Goal of the exercise: Your task is to extract every entry that follows word for word while excluding the pictures.

Materials provided:
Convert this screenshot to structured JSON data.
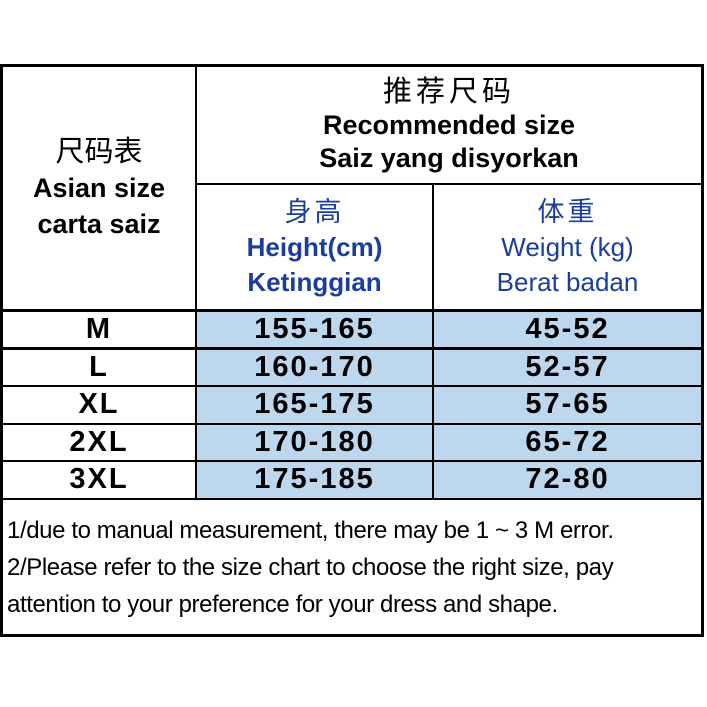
{
  "colors": {
    "cell_blue": "#BDD7EE",
    "text_blue": "#1B3D9E",
    "border_color": "#000000",
    "text_black": "#000000",
    "bg": "#FFFFFF"
  },
  "table": {
    "corner": {
      "zh": "尺码表",
      "en": "Asian size",
      "ms": "carta saiz"
    },
    "header": {
      "zh": "推荐尺码",
      "en": "Recommended size",
      "ms": "Saiz yang disyorkan"
    },
    "columns": {
      "height": {
        "zh": "身高",
        "en": "Height(cm)",
        "ms": "Ketinggian"
      },
      "weight": {
        "zh": "体重",
        "en": "Weight (kg)",
        "ms": "Berat badan"
      }
    },
    "rows": [
      {
        "size": "M",
        "height": "155-165",
        "weight": "45-52"
      },
      {
        "size": "L",
        "height": "160-170",
        "weight": "52-57"
      },
      {
        "size": "XL",
        "height": "165-175",
        "weight": "57-65"
      },
      {
        "size": "2XL",
        "height": "170-180",
        "weight": "65-72"
      },
      {
        "size": "3XL",
        "height": "175-185",
        "weight": "72-80"
      }
    ],
    "notes_lines": [
      "1/due to manual measurement, there may be 1 ~ 3 M error.",
      "2/Please refer to the size chart to choose the right size, pay",
      "attention to your preference for your dress and shape."
    ]
  }
}
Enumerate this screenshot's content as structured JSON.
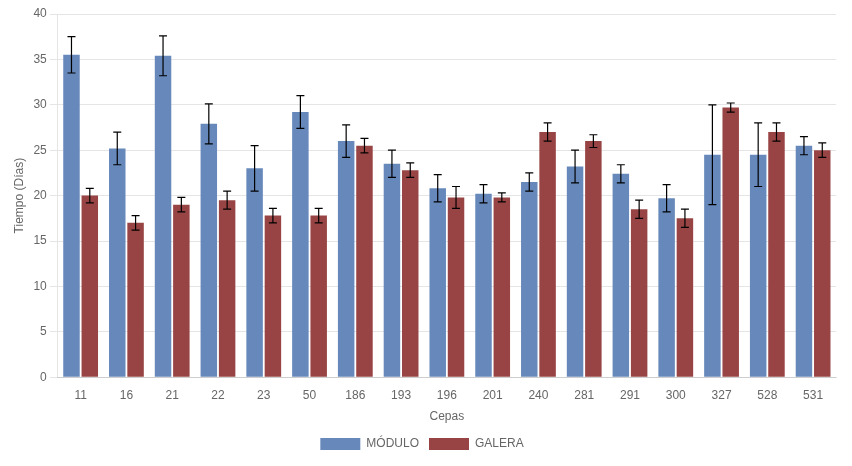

Reply:
Convert this screenshot to structured JSON data.
{
  "colors": {
    "cell_blue": "#BDD7EE",
    "text_blue": "#1B3D9E",
    "border_color": "#000000",
    "text_black": "#000000",
    "bg": "#FFFFFF"
  },
  "table": {
    "corner": {
      "zh": "尺码表",
      "en": "Asian size",
      "ms": "carta saiz"
    },
    "header": {
      "zh": "推荐尺码",
      "en": "Recommended size",
      "ms": "Saiz yang disyorkan"
    },
    "columns": {
      "height": {
        "zh": "身高",
        "en": "Height(cm)",
        "ms": "Ketinggian"
      },
      "weight": {
        "zh": "体重",
        "en": "Weight (kg)",
        "ms": "Berat badan"
      }
    },
    "rows": [
      {
        "size": "M",
        "height": "155-165",
        "weight": "45-52"
      },
      {
        "size": "L",
        "height": "160-170",
        "weight": "52-57"
      },
      {
        "size": "XL",
        "height": "165-175",
        "weight": "57-65"
      },
      {
        "size": "2XL",
        "height": "170-180",
        "weight": "65-72"
      },
      {
        "size": "3XL",
        "height": "175-185",
        "weight": "72-80"
      }
    ],
    "notes_lines": [
      "1/due to manual measurement, there may be 1 ~ 3 M error.",
      "2/Please refer to the size chart to choose the right size, pay",
      "attention to your preference for your dress and shape."
    ]
  }
}
Enumerate this screenshot's content as structured JSON.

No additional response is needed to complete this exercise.